• **Task instructions**:
Pull out every line below containing the word "color".

• **Data entries for graphics**:
■ ■ ■ ■ ■

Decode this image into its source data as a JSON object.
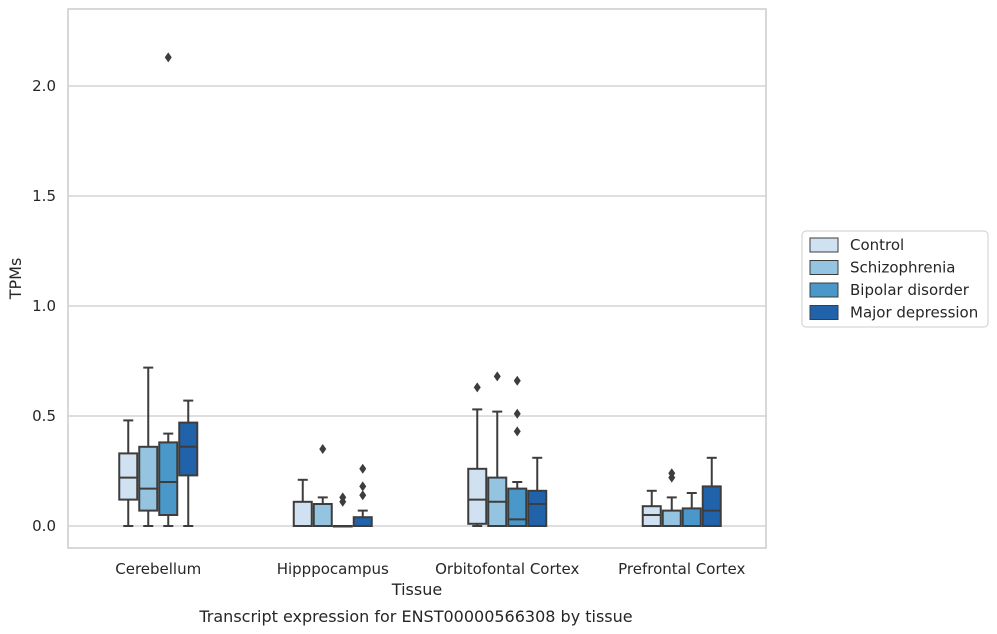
{
  "chart_data": {
    "type": "box",
    "title": "",
    "caption": "Transcript expression for ENST00000566308 by tissue",
    "xlabel": "Tissue",
    "ylabel": "TPMs",
    "ylim": [
      -0.1,
      2.35
    ],
    "yticks": [
      "0.0",
      "0.5",
      "1.0",
      "1.5",
      "2.0"
    ],
    "grid": "horizontal",
    "legend_position": "right",
    "categories": [
      "Cerebellum",
      "Hipppocampus",
      "Orbitofontal Cortex",
      "Prefrontal Cortex"
    ],
    "series": [
      {
        "name": "Control",
        "color": "#d0e1f2",
        "boxes": [
          {
            "min": 0.0,
            "q1": 0.12,
            "median": 0.22,
            "q3": 0.33,
            "max": 0.48,
            "outliers": []
          },
          {
            "min": 0.0,
            "q1": 0.0,
            "median": 0.0,
            "q3": 0.11,
            "max": 0.21,
            "outliers": []
          },
          {
            "min": 0.0,
            "q1": 0.01,
            "median": 0.12,
            "q3": 0.26,
            "max": 0.53,
            "outliers": [
              0.63
            ]
          },
          {
            "min": 0.0,
            "q1": 0.0,
            "median": 0.05,
            "q3": 0.09,
            "max": 0.16,
            "outliers": []
          }
        ]
      },
      {
        "name": "Schizophrenia",
        "color": "#94c4df",
        "boxes": [
          {
            "min": 0.0,
            "q1": 0.07,
            "median": 0.17,
            "q3": 0.36,
            "max": 0.72,
            "outliers": []
          },
          {
            "min": 0.0,
            "q1": 0.0,
            "median": 0.0,
            "q3": 0.1,
            "max": 0.13,
            "outliers": [
              0.35
            ]
          },
          {
            "min": 0.0,
            "q1": 0.0,
            "median": 0.11,
            "q3": 0.22,
            "max": 0.52,
            "outliers": [
              0.68
            ]
          },
          {
            "min": 0.0,
            "q1": 0.0,
            "median": 0.0,
            "q3": 0.07,
            "max": 0.13,
            "outliers": [
              0.22,
              0.24
            ]
          }
        ]
      },
      {
        "name": "Bipolar disorder",
        "color": "#4a98c9",
        "boxes": [
          {
            "min": 0.0,
            "q1": 0.05,
            "median": 0.2,
            "q3": 0.38,
            "max": 0.42,
            "outliers": [
              2.13
            ]
          },
          {
            "min": 0.0,
            "q1": 0.0,
            "median": 0.0,
            "q3": 0.0,
            "max": 0.0,
            "outliers": [
              0.11,
              0.13
            ]
          },
          {
            "min": 0.0,
            "q1": 0.0,
            "median": 0.03,
            "q3": 0.17,
            "max": 0.2,
            "outliers": [
              0.43,
              0.51,
              0.66
            ]
          },
          {
            "min": 0.0,
            "q1": 0.0,
            "median": 0.0,
            "q3": 0.08,
            "max": 0.15,
            "outliers": []
          }
        ]
      },
      {
        "name": "Major depression",
        "color": "#2163aa",
        "boxes": [
          {
            "min": 0.0,
            "q1": 0.23,
            "median": 0.36,
            "q3": 0.47,
            "max": 0.57,
            "outliers": []
          },
          {
            "min": 0.0,
            "q1": 0.0,
            "median": 0.0,
            "q3": 0.04,
            "max": 0.07,
            "outliers": [
              0.14,
              0.18,
              0.26
            ]
          },
          {
            "min": 0.0,
            "q1": 0.0,
            "median": 0.1,
            "q3": 0.16,
            "max": 0.31,
            "outliers": []
          },
          {
            "min": 0.0,
            "q1": 0.0,
            "median": 0.07,
            "q3": 0.18,
            "max": 0.31,
            "outliers": []
          }
        ]
      }
    ]
  }
}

■ ■ ■ ■ ■

• **Solution for this problem**:
        "color": "#d0e1f2",
        "color": "#94c4df",
        "color": "#4a98c9",
        "color": "#2163aa",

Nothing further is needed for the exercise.